WHAT TO WORK ON: Arrange the items as a Markdown table with the columns "Row" and "Item line". Begin at the first line of the items, stop after the line that has "- uso-cfdi-value: (G03)Gastos", and leave out blank lines.

DATA EXTRACT:
-- -- --

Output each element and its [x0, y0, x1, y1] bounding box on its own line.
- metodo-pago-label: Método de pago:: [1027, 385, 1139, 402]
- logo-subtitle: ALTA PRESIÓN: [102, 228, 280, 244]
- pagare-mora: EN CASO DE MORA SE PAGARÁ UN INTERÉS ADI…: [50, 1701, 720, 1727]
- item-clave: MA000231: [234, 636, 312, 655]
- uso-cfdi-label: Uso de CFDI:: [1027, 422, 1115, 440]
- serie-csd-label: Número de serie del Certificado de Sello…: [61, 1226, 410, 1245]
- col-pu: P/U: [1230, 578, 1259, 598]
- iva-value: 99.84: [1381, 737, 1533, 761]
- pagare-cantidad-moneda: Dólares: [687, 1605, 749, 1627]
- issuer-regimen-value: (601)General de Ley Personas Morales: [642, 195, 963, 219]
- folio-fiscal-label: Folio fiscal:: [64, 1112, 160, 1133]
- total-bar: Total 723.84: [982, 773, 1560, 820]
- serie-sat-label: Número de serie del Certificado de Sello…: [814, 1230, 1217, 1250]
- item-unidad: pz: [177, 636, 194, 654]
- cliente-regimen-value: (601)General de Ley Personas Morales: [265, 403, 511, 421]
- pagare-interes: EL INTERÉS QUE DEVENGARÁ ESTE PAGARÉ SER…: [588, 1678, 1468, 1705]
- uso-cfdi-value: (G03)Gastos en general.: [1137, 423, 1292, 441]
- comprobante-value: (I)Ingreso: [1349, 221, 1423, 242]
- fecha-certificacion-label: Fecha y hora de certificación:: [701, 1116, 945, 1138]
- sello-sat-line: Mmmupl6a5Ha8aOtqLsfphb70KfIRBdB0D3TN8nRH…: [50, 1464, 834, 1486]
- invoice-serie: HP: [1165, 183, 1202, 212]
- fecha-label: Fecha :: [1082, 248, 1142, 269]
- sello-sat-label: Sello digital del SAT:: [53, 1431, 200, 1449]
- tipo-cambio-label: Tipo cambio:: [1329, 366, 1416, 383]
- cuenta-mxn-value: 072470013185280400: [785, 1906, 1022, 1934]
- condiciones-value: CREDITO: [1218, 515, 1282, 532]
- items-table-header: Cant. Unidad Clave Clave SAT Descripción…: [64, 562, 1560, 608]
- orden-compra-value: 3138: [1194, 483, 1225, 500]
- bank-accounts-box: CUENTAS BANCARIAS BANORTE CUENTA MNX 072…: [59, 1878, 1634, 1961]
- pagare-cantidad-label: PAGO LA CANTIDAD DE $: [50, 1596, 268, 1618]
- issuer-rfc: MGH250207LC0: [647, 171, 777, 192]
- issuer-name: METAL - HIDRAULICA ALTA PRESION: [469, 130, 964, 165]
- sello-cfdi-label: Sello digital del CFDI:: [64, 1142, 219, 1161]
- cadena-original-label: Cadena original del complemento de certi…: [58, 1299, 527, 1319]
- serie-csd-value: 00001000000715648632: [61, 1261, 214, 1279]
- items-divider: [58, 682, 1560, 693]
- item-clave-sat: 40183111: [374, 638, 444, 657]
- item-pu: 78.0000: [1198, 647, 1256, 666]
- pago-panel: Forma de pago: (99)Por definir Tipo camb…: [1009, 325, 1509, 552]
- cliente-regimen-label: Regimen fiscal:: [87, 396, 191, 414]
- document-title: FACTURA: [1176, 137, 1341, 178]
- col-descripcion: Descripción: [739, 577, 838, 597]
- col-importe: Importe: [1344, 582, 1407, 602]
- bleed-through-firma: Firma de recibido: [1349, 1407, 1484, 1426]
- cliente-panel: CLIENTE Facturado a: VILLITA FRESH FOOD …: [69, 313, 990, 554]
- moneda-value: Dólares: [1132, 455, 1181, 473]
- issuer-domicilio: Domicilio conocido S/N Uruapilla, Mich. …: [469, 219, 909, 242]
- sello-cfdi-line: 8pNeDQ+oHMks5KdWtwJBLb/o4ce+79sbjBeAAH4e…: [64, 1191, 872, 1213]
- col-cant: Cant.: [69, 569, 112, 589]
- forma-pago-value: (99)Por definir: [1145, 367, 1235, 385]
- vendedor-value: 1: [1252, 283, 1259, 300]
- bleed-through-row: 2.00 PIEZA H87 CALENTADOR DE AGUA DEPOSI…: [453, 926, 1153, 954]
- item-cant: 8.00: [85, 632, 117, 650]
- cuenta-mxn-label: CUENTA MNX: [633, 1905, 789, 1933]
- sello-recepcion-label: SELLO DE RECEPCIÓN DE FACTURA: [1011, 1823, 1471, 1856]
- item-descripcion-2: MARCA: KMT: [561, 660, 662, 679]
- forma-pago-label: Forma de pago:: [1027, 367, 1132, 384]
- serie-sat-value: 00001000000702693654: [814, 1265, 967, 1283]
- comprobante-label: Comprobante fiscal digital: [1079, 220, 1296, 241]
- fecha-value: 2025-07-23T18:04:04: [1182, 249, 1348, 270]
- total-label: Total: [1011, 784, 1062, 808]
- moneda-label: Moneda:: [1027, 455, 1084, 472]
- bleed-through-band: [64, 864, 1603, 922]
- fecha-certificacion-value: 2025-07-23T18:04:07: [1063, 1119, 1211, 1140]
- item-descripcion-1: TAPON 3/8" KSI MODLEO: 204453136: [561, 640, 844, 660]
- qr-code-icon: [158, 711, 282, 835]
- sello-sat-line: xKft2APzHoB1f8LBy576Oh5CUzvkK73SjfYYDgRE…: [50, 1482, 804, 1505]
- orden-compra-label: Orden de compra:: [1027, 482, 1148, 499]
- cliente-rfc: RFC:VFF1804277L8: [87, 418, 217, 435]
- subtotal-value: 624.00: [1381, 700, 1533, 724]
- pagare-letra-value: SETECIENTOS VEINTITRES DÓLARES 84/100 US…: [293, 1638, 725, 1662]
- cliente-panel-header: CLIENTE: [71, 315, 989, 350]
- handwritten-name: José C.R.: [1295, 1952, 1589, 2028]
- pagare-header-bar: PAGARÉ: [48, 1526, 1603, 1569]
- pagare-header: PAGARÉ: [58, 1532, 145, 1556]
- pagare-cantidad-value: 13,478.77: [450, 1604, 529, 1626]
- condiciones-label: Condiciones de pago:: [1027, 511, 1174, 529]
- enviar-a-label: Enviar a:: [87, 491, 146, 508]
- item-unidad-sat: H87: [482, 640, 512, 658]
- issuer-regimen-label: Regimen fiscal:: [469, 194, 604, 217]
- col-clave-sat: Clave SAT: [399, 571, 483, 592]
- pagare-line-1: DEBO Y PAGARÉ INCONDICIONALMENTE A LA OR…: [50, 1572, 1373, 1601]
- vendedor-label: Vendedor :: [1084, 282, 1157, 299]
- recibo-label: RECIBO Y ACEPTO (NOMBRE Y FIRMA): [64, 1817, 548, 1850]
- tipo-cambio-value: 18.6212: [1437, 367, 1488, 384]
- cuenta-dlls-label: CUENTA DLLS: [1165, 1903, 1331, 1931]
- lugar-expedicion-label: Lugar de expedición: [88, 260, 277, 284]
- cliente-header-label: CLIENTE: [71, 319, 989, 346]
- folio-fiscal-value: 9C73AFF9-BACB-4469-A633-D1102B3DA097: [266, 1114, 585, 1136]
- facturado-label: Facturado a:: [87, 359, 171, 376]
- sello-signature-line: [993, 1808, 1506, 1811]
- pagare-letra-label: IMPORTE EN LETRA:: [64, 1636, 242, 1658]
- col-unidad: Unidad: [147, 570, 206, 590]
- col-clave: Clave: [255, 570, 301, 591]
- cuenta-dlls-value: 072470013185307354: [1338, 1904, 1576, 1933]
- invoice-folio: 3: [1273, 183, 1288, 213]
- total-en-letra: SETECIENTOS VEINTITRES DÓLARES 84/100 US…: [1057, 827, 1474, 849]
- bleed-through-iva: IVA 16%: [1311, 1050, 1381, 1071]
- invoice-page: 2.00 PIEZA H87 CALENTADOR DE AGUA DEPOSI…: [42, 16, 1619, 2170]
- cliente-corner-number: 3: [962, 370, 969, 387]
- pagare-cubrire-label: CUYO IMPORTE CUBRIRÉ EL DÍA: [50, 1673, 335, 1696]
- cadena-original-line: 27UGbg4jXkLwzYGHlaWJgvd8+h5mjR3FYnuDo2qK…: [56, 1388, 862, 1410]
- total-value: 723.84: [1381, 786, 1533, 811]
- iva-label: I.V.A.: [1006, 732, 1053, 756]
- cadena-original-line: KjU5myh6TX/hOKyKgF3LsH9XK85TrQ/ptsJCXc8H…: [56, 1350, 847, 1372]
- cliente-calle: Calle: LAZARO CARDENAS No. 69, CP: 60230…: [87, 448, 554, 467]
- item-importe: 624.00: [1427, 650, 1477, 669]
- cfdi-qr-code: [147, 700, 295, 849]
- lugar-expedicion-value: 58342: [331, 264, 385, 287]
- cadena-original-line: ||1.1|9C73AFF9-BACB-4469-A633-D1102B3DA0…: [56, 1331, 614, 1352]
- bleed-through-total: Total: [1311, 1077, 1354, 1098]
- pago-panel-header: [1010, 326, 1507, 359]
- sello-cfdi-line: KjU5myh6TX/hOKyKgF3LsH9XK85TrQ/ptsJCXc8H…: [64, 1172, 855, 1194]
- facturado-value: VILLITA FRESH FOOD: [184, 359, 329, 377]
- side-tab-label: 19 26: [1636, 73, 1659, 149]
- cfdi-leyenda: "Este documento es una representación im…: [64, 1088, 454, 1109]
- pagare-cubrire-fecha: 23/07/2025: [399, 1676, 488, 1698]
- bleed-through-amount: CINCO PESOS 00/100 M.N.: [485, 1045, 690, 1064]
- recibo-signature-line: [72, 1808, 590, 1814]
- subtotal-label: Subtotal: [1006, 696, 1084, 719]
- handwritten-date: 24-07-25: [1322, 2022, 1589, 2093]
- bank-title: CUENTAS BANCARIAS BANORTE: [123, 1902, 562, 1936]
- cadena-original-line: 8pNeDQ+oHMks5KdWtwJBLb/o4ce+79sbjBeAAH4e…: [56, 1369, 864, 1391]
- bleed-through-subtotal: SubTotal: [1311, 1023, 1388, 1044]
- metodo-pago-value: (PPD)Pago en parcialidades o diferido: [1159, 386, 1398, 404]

-- -- --

WRITTEN REPLY:
| Row | Item line |
|---|---|
| 1 | Output each element and its [x0, y0, x1, y1] bounding box on its own line. |
| 2 | - metodo-pago-label: Método de pago:: [1027, 385, 1139, 402] |
| 3 | - logo-subtitle: ALTA PRESIÓN: [102, 228, 280, 244] |
| 4 | - pagare-mora: EN CASO DE MORA SE PAGARÁ UN INTERÉS ADI…: [50, 1701, 720, 1727] |
| 5 | - item-clave: MA000231: [234, 636, 312, 655] |
| 6 | - uso-cfdi-label: Uso de CFDI:: [1027, 422, 1115, 440] |
| 7 | - serie-csd-label: Número de serie del Certificado de Sello…: [61, 1226, 410, 1245] |
| 8 | - col-pu: P/U: [1230, 578, 1259, 598] |
| 9 | - iva-value: 99.84: [1381, 737, 1533, 761] |
| 10 | - pagare-cantidad-moneda: Dólares: [687, 1605, 749, 1627] |
| 11 | - issuer-regimen-value: (601)General de Ley Personas Morales: [642, 195, 963, 219] |
| 12 | - folio-fiscal-label: Folio fiscal:: [64, 1112, 160, 1133] |
| 13 | - total-bar: Total 723.84: [982, 773, 1560, 820] |
| 14 | - serie-sat-label: Número de serie del Certificado de Sello…: [814, 1230, 1217, 1250] |
| 15 | - item-unidad: pz: [177, 636, 194, 654] |
| 16 | - cliente-regimen-value: (601)General de Ley Personas Morales: [265, 403, 511, 421] |
| 17 | - pagare-interes: EL INTERÉS QUE DEVENGARÁ ESTE PAGARÉ SER…: [588, 1678, 1468, 1705] |
| 18 | - uso-cfdi-value: (G03)Gastos en general.: [1137, 423, 1292, 441] |